** SOURCE MATERIAL **
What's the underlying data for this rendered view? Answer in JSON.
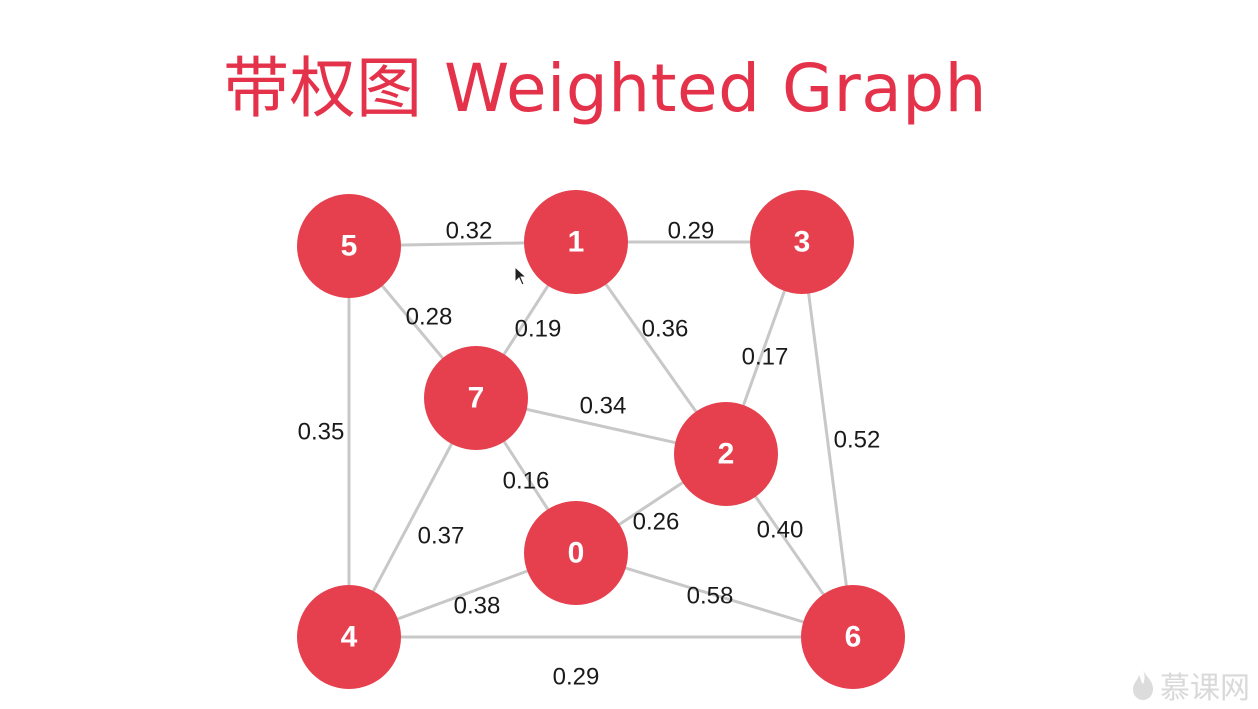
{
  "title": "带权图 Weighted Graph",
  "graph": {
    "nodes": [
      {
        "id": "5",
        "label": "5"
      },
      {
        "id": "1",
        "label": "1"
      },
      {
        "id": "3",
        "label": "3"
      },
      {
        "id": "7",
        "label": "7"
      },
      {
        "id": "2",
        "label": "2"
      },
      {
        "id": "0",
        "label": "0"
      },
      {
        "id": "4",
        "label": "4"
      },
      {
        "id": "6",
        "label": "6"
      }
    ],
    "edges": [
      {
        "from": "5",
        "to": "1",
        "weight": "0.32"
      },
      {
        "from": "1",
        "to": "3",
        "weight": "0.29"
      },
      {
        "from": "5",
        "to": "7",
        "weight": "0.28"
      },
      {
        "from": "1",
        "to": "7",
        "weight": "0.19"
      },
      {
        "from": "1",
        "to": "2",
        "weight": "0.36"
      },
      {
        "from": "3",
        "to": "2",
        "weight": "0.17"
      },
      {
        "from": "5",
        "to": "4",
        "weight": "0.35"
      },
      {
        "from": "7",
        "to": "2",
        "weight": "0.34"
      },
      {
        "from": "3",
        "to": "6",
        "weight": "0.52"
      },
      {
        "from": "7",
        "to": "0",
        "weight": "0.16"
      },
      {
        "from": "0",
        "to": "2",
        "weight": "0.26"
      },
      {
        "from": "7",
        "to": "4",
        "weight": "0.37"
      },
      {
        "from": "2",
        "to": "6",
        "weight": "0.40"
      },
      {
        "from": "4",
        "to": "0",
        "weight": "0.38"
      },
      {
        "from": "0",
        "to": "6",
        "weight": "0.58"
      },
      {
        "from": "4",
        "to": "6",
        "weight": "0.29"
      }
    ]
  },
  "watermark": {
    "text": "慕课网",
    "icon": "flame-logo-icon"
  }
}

** EXERCISE AIM **
Repeat the entries exactly and keep the pictures out of the copy.

** FULL RESPONSE **
What's the underlying data for this rendered view? Answer in JSON.
{
  "title": "带权图 Weighted Graph",
  "graph": {
    "nodes": [
      {
        "id": "5",
        "label": "5"
      },
      {
        "id": "1",
        "label": "1"
      },
      {
        "id": "3",
        "label": "3"
      },
      {
        "id": "7",
        "label": "7"
      },
      {
        "id": "2",
        "label": "2"
      },
      {
        "id": "0",
        "label": "0"
      },
      {
        "id": "4",
        "label": "4"
      },
      {
        "id": "6",
        "label": "6"
      }
    ],
    "edges": [
      {
        "from": "5",
        "to": "1",
        "weight": "0.32"
      },
      {
        "from": "1",
        "to": "3",
        "weight": "0.29"
      },
      {
        "from": "5",
        "to": "7",
        "weight": "0.28"
      },
      {
        "from": "1",
        "to": "7",
        "weight": "0.19"
      },
      {
        "from": "1",
        "to": "2",
        "weight": "0.36"
      },
      {
        "from": "3",
        "to": "2",
        "weight": "0.17"
      },
      {
        "from": "5",
        "to": "4",
        "weight": "0.35"
      },
      {
        "from": "7",
        "to": "2",
        "weight": "0.34"
      },
      {
        "from": "3",
        "to": "6",
        "weight": "0.52"
      },
      {
        "from": "7",
        "to": "0",
        "weight": "0.16"
      },
      {
        "from": "0",
        "to": "2",
        "weight": "0.26"
      },
      {
        "from": "7",
        "to": "4",
        "weight": "0.37"
      },
      {
        "from": "2",
        "to": "6",
        "weight": "0.40"
      },
      {
        "from": "4",
        "to": "0",
        "weight": "0.38"
      },
      {
        "from": "0",
        "to": "6",
        "weight": "0.58"
      },
      {
        "from": "4",
        "to": "6",
        "weight": "0.29"
      }
    ]
  },
  "watermark": {
    "text": "慕课网",
    "icon": "flame-logo-icon"
  }
}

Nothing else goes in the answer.